[Figure data in JSON]
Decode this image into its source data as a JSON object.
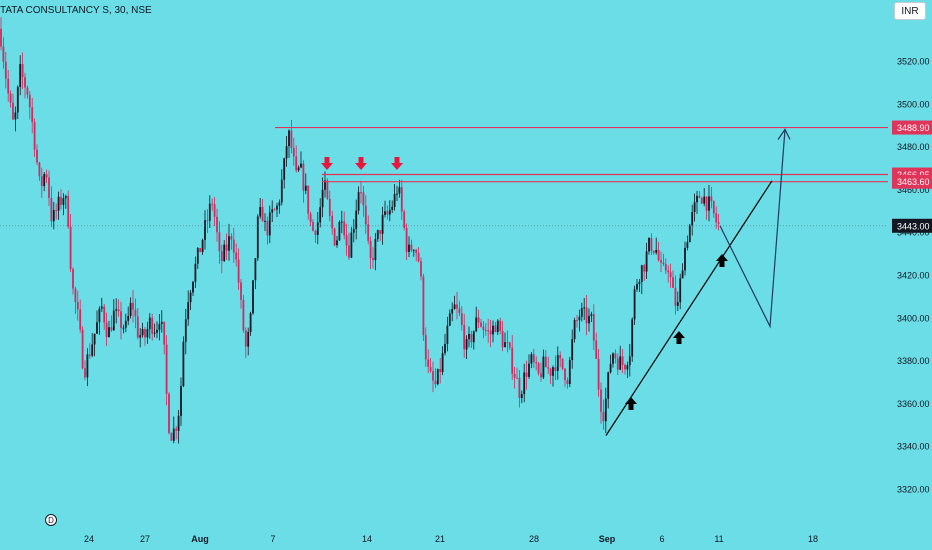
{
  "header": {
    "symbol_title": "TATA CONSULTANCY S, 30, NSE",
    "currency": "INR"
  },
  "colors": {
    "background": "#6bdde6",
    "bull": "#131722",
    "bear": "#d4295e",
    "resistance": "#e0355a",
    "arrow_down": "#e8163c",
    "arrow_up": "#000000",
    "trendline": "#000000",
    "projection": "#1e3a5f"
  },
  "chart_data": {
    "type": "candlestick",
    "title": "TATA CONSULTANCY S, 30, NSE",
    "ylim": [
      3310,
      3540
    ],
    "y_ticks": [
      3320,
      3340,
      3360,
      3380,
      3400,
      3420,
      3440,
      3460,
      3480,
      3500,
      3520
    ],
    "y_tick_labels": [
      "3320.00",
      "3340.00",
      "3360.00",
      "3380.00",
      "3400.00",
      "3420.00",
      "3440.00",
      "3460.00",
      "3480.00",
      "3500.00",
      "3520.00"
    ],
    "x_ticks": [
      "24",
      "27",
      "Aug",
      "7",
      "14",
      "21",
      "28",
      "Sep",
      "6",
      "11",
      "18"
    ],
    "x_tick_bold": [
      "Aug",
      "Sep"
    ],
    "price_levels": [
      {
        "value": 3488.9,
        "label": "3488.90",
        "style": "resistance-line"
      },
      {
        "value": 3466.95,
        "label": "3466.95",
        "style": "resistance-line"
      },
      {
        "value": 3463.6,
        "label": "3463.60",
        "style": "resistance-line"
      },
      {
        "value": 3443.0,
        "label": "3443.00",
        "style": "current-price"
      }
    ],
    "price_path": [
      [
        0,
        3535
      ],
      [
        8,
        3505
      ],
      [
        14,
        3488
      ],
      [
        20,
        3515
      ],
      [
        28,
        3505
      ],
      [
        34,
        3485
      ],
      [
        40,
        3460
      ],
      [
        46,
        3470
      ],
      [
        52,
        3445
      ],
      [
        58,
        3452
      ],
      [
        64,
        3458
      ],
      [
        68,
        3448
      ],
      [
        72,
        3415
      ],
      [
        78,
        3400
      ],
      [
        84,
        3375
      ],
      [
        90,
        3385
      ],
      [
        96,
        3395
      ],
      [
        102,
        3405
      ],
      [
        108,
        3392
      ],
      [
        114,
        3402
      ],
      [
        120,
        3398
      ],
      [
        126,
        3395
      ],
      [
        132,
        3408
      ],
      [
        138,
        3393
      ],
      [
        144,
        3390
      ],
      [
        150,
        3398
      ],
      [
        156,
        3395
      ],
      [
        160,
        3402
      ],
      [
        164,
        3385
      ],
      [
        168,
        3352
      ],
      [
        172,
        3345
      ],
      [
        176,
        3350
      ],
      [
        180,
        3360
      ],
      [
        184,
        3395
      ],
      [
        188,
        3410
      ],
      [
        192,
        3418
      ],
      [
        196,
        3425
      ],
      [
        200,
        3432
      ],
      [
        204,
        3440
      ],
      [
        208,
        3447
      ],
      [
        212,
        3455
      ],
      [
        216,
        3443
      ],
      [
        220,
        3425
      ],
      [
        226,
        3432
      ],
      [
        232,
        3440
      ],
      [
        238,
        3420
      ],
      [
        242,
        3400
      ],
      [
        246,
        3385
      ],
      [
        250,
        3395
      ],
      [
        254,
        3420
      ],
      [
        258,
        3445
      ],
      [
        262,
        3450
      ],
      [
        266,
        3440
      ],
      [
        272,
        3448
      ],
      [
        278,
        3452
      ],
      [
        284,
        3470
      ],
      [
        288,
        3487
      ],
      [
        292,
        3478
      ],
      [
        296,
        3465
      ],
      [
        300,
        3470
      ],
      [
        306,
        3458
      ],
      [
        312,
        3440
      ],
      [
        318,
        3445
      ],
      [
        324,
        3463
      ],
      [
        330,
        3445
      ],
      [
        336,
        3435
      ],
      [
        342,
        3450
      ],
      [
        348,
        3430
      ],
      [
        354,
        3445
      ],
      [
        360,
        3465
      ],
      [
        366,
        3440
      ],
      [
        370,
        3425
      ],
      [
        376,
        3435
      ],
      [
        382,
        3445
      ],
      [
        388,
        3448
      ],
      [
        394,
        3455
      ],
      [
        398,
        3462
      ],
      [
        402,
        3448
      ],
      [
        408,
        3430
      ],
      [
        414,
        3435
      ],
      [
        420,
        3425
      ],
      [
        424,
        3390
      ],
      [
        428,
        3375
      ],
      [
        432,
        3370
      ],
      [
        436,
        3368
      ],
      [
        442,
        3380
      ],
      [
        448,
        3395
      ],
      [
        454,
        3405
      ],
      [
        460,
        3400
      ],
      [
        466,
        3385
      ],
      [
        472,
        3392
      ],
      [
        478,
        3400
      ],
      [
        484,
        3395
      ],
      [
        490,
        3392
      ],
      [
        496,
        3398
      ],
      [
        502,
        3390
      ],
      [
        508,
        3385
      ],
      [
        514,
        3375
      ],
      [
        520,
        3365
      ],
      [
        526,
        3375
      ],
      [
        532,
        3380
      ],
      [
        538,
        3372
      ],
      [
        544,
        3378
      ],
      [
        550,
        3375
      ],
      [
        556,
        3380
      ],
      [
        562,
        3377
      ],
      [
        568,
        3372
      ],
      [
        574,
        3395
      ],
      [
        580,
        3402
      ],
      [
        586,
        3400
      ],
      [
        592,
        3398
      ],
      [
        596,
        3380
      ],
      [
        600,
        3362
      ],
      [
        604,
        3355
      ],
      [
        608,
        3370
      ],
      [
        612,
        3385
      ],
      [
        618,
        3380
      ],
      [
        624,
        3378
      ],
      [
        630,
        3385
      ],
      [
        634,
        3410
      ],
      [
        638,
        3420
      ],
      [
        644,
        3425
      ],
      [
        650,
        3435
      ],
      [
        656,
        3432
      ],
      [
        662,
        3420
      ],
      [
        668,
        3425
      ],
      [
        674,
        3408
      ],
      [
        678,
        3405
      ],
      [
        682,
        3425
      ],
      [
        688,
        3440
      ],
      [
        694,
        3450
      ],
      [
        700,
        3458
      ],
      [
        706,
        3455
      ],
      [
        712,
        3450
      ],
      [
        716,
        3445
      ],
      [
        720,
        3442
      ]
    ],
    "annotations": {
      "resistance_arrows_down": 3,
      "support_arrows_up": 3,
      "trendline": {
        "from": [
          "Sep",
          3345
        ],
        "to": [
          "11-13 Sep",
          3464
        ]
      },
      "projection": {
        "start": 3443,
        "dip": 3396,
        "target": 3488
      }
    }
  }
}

What you need to do: Set every line down exactly as written, leaving each picture out.

Solution for this task:
Decode this image into its source data as a JSON object.
{
  "header": {
    "symbol_title": "TATA CONSULTANCY S, 30, NSE",
    "currency": "INR"
  },
  "colors": {
    "background": "#6bdde6",
    "bull": "#131722",
    "bear": "#d4295e",
    "resistance": "#e0355a",
    "arrow_down": "#e8163c",
    "arrow_up": "#000000",
    "trendline": "#000000",
    "projection": "#1e3a5f"
  },
  "chart_data": {
    "type": "candlestick",
    "title": "TATA CONSULTANCY S, 30, NSE",
    "ylim": [
      3310,
      3540
    ],
    "y_ticks": [
      3320,
      3340,
      3360,
      3380,
      3400,
      3420,
      3440,
      3460,
      3480,
      3500,
      3520
    ],
    "y_tick_labels": [
      "3320.00",
      "3340.00",
      "3360.00",
      "3380.00",
      "3400.00",
      "3420.00",
      "3440.00",
      "3460.00",
      "3480.00",
      "3500.00",
      "3520.00"
    ],
    "x_ticks": [
      "24",
      "27",
      "Aug",
      "7",
      "14",
      "21",
      "28",
      "Sep",
      "6",
      "11",
      "18"
    ],
    "x_tick_bold": [
      "Aug",
      "Sep"
    ],
    "price_levels": [
      {
        "value": 3488.9,
        "label": "3488.90",
        "style": "resistance-line"
      },
      {
        "value": 3466.95,
        "label": "3466.95",
        "style": "resistance-line"
      },
      {
        "value": 3463.6,
        "label": "3463.60",
        "style": "resistance-line"
      },
      {
        "value": 3443.0,
        "label": "3443.00",
        "style": "current-price"
      }
    ],
    "price_path": [
      [
        0,
        3535
      ],
      [
        8,
        3505
      ],
      [
        14,
        3488
      ],
      [
        20,
        3515
      ],
      [
        28,
        3505
      ],
      [
        34,
        3485
      ],
      [
        40,
        3460
      ],
      [
        46,
        3470
      ],
      [
        52,
        3445
      ],
      [
        58,
        3452
      ],
      [
        64,
        3458
      ],
      [
        68,
        3448
      ],
      [
        72,
        3415
      ],
      [
        78,
        3400
      ],
      [
        84,
        3375
      ],
      [
        90,
        3385
      ],
      [
        96,
        3395
      ],
      [
        102,
        3405
      ],
      [
        108,
        3392
      ],
      [
        114,
        3402
      ],
      [
        120,
        3398
      ],
      [
        126,
        3395
      ],
      [
        132,
        3408
      ],
      [
        138,
        3393
      ],
      [
        144,
        3390
      ],
      [
        150,
        3398
      ],
      [
        156,
        3395
      ],
      [
        160,
        3402
      ],
      [
        164,
        3385
      ],
      [
        168,
        3352
      ],
      [
        172,
        3345
      ],
      [
        176,
        3350
      ],
      [
        180,
        3360
      ],
      [
        184,
        3395
      ],
      [
        188,
        3410
      ],
      [
        192,
        3418
      ],
      [
        196,
        3425
      ],
      [
        200,
        3432
      ],
      [
        204,
        3440
      ],
      [
        208,
        3447
      ],
      [
        212,
        3455
      ],
      [
        216,
        3443
      ],
      [
        220,
        3425
      ],
      [
        226,
        3432
      ],
      [
        232,
        3440
      ],
      [
        238,
        3420
      ],
      [
        242,
        3400
      ],
      [
        246,
        3385
      ],
      [
        250,
        3395
      ],
      [
        254,
        3420
      ],
      [
        258,
        3445
      ],
      [
        262,
        3450
      ],
      [
        266,
        3440
      ],
      [
        272,
        3448
      ],
      [
        278,
        3452
      ],
      [
        284,
        3470
      ],
      [
        288,
        3487
      ],
      [
        292,
        3478
      ],
      [
        296,
        3465
      ],
      [
        300,
        3470
      ],
      [
        306,
        3458
      ],
      [
        312,
        3440
      ],
      [
        318,
        3445
      ],
      [
        324,
        3463
      ],
      [
        330,
        3445
      ],
      [
        336,
        3435
      ],
      [
        342,
        3450
      ],
      [
        348,
        3430
      ],
      [
        354,
        3445
      ],
      [
        360,
        3465
      ],
      [
        366,
        3440
      ],
      [
        370,
        3425
      ],
      [
        376,
        3435
      ],
      [
        382,
        3445
      ],
      [
        388,
        3448
      ],
      [
        394,
        3455
      ],
      [
        398,
        3462
      ],
      [
        402,
        3448
      ],
      [
        408,
        3430
      ],
      [
        414,
        3435
      ],
      [
        420,
        3425
      ],
      [
        424,
        3390
      ],
      [
        428,
        3375
      ],
      [
        432,
        3370
      ],
      [
        436,
        3368
      ],
      [
        442,
        3380
      ],
      [
        448,
        3395
      ],
      [
        454,
        3405
      ],
      [
        460,
        3400
      ],
      [
        466,
        3385
      ],
      [
        472,
        3392
      ],
      [
        478,
        3400
      ],
      [
        484,
        3395
      ],
      [
        490,
        3392
      ],
      [
        496,
        3398
      ],
      [
        502,
        3390
      ],
      [
        508,
        3385
      ],
      [
        514,
        3375
      ],
      [
        520,
        3365
      ],
      [
        526,
        3375
      ],
      [
        532,
        3380
      ],
      [
        538,
        3372
      ],
      [
        544,
        3378
      ],
      [
        550,
        3375
      ],
      [
        556,
        3380
      ],
      [
        562,
        3377
      ],
      [
        568,
        3372
      ],
      [
        574,
        3395
      ],
      [
        580,
        3402
      ],
      [
        586,
        3400
      ],
      [
        592,
        3398
      ],
      [
        596,
        3380
      ],
      [
        600,
        3362
      ],
      [
        604,
        3355
      ],
      [
        608,
        3370
      ],
      [
        612,
        3385
      ],
      [
        618,
        3380
      ],
      [
        624,
        3378
      ],
      [
        630,
        3385
      ],
      [
        634,
        3410
      ],
      [
        638,
        3420
      ],
      [
        644,
        3425
      ],
      [
        650,
        3435
      ],
      [
        656,
        3432
      ],
      [
        662,
        3420
      ],
      [
        668,
        3425
      ],
      [
        674,
        3408
      ],
      [
        678,
        3405
      ],
      [
        682,
        3425
      ],
      [
        688,
        3440
      ],
      [
        694,
        3450
      ],
      [
        700,
        3458
      ],
      [
        706,
        3455
      ],
      [
        712,
        3450
      ],
      [
        716,
        3445
      ],
      [
        720,
        3442
      ]
    ],
    "annotations": {
      "resistance_arrows_down": 3,
      "support_arrows_up": 3,
      "trendline": {
        "from": [
          "Sep",
          3345
        ],
        "to": [
          "11-13 Sep",
          3464
        ]
      },
      "projection": {
        "start": 3443,
        "dip": 3396,
        "target": 3488
      }
    }
  }
}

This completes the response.